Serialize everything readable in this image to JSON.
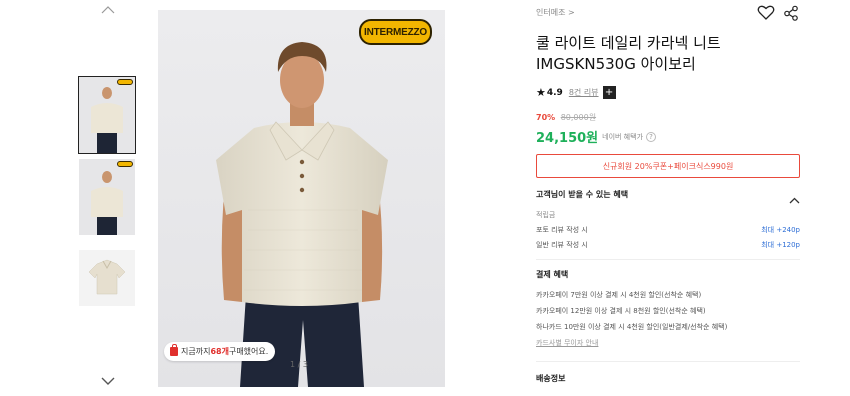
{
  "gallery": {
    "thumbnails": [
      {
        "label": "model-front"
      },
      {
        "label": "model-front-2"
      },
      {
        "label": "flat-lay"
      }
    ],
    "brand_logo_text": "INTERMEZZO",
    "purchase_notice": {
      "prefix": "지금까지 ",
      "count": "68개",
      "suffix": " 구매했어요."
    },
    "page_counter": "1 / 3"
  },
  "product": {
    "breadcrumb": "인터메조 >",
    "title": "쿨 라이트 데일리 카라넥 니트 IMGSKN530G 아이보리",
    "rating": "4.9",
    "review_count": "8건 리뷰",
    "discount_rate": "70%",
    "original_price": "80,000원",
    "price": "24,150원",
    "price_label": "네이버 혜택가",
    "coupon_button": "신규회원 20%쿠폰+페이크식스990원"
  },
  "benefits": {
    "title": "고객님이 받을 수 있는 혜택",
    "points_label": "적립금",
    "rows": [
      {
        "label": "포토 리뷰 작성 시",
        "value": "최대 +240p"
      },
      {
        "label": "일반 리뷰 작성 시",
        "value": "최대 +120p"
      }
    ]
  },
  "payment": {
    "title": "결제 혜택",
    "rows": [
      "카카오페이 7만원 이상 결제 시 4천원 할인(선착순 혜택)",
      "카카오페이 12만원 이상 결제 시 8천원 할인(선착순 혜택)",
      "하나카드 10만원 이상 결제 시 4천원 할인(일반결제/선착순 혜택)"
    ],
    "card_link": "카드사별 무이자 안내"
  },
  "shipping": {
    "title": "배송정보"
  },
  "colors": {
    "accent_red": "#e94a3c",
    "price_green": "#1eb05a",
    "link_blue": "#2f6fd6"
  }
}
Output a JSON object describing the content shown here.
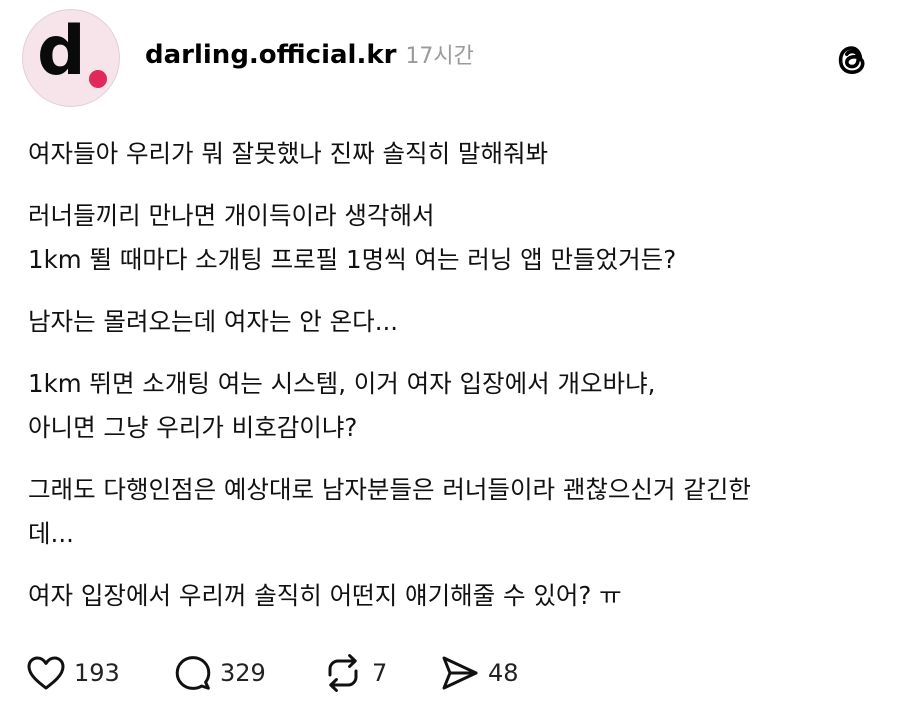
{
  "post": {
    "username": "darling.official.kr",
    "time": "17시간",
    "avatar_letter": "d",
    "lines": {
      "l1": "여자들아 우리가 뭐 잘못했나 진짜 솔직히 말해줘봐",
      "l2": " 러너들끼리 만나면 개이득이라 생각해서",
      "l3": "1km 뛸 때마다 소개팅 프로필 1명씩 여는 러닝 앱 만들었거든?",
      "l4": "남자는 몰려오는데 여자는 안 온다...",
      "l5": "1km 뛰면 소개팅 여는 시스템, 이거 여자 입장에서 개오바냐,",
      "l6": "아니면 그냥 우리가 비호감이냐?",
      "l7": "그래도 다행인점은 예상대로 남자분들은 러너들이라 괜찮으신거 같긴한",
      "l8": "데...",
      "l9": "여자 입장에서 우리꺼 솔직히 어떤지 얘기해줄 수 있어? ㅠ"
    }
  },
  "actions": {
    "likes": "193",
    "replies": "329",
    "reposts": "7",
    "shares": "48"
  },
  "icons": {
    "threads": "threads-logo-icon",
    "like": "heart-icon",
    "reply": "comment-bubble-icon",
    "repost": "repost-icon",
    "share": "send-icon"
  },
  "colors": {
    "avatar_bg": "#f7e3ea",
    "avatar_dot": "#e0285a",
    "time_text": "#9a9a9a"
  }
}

★ ★ ★ ★ ★

• [WHAT IS NEEDED]:
Pick out each line containing "title" and report it.

• [EXERCISE RESULT]:
    "title": "쿨 라이트 데일리 카라넥 니트 IMGSKN530G 아이보리",
    "title": "고객님이 받을 수 있는 혜택",
    "title": "결제 혜택",
    "title": "배송정보"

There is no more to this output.